[Dataset entries]
+++
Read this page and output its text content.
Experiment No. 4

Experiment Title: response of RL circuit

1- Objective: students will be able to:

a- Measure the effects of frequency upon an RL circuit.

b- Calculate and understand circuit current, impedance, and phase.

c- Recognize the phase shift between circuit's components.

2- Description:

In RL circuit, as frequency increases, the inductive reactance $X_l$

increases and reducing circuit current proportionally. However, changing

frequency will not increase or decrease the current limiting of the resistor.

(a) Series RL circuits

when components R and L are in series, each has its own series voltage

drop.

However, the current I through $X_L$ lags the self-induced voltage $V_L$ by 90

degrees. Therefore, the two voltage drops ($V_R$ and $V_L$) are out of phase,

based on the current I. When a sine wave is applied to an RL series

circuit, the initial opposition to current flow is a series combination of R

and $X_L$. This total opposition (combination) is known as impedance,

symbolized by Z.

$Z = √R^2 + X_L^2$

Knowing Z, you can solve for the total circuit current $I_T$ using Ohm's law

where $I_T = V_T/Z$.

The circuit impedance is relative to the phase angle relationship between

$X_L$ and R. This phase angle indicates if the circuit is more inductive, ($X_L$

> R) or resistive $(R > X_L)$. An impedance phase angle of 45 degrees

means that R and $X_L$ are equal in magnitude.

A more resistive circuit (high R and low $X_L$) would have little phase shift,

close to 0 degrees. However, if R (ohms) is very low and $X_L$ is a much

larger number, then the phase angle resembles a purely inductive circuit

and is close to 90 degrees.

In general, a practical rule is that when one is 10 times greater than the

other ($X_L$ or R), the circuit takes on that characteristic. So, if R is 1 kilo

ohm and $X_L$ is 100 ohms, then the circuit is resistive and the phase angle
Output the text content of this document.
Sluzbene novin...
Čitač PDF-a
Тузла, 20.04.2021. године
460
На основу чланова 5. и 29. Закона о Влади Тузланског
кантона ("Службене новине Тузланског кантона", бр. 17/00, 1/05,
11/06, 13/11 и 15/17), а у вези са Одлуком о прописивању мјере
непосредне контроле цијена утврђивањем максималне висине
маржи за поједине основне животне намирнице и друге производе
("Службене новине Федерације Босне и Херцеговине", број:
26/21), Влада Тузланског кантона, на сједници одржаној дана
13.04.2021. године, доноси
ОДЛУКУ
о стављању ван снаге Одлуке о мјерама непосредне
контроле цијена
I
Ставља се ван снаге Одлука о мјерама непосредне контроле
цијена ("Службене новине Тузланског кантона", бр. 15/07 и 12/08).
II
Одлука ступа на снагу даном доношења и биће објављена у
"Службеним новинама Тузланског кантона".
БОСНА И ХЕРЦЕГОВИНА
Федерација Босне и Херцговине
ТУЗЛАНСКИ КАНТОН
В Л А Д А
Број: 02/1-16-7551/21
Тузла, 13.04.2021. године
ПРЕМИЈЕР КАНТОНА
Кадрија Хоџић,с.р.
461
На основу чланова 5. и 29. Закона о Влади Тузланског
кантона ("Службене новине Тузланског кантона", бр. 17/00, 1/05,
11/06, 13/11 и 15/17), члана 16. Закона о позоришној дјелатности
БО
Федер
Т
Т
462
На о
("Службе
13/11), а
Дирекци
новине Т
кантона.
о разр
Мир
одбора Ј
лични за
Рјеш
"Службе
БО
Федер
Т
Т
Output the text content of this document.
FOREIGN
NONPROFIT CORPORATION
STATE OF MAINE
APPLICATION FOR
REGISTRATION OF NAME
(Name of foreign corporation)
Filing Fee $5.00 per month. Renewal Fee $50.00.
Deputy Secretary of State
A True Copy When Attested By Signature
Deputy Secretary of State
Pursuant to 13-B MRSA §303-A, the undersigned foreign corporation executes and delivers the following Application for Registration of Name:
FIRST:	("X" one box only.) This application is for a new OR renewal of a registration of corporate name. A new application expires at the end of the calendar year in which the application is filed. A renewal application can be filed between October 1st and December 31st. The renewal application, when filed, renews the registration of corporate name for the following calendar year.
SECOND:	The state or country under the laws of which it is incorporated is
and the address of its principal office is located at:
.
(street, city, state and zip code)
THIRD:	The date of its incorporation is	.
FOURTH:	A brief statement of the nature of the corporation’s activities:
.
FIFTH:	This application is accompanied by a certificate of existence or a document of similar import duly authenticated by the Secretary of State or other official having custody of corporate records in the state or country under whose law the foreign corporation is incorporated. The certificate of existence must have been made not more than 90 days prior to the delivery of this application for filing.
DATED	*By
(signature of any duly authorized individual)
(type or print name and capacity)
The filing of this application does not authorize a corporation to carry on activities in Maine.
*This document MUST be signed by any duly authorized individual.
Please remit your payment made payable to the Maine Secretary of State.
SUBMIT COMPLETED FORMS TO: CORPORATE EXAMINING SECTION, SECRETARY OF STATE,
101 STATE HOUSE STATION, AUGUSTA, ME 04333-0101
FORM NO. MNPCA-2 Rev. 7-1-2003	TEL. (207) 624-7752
+++
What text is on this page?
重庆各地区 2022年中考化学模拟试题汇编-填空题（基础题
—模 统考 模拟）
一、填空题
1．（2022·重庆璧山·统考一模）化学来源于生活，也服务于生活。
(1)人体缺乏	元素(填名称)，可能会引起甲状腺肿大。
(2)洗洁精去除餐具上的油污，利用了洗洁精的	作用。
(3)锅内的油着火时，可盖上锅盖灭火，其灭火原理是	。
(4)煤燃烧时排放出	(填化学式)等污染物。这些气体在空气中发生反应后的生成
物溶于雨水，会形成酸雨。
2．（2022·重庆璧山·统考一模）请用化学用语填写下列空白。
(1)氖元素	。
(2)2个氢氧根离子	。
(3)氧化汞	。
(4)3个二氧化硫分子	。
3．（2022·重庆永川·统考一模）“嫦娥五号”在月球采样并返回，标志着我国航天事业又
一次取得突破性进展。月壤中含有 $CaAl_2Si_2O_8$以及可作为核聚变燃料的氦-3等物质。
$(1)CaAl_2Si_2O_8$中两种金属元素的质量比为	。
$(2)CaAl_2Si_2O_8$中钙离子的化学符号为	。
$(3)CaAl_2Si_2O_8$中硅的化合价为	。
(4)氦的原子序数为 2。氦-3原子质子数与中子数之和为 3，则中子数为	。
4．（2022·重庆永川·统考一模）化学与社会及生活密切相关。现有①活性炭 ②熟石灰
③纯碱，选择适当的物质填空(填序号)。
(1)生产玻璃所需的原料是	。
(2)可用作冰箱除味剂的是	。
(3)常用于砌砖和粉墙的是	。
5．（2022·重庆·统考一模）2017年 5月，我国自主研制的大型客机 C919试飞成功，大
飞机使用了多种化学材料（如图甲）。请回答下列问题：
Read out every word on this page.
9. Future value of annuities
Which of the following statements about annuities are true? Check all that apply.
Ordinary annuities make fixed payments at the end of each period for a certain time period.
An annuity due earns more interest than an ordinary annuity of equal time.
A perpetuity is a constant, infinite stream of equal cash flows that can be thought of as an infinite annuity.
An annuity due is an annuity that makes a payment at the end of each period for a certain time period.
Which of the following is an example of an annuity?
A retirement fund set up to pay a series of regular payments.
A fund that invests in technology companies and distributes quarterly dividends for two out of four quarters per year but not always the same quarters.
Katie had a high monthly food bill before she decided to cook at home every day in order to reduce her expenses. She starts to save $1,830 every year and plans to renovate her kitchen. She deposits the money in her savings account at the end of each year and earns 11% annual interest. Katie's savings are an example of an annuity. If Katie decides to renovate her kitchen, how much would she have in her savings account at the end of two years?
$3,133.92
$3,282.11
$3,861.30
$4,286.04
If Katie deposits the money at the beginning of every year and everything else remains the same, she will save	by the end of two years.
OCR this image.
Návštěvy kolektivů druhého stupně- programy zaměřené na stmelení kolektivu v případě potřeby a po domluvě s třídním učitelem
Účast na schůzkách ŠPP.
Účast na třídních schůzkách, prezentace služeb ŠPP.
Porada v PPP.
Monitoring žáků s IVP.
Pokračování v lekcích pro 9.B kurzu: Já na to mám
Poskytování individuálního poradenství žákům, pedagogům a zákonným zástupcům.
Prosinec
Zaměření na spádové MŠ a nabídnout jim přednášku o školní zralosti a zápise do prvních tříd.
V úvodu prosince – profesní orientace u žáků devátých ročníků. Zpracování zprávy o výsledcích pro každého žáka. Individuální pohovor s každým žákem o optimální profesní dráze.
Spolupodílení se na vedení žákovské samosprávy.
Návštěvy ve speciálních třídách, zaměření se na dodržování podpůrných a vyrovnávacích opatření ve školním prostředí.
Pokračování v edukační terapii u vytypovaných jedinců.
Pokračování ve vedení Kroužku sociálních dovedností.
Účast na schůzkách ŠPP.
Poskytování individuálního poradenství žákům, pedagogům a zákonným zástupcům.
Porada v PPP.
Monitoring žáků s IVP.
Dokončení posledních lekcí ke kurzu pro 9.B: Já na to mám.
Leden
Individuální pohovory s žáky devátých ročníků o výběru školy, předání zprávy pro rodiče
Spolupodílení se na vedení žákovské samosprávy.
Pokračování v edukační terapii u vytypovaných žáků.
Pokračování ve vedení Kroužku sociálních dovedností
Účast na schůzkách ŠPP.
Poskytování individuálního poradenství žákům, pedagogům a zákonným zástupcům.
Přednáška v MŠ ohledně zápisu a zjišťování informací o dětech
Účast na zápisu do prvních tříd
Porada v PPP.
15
+++
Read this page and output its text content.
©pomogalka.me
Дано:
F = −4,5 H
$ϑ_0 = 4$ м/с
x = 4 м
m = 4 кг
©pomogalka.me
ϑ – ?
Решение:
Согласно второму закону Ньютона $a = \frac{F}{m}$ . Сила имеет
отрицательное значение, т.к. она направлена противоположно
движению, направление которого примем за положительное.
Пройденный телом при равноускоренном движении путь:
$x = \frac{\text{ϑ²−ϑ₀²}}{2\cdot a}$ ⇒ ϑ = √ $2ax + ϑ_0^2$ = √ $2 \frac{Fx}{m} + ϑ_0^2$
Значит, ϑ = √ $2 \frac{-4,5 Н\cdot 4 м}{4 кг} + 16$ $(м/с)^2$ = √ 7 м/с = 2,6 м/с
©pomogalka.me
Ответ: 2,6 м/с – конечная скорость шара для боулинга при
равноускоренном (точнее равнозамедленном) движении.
+++
Set out every line from the material that contains the string "activities".

- Final result -
FOURTH:	A brief statement of the nature of the corporation’s activities:
The filing of this application does not authorize a corporation to carry on activities in Maine.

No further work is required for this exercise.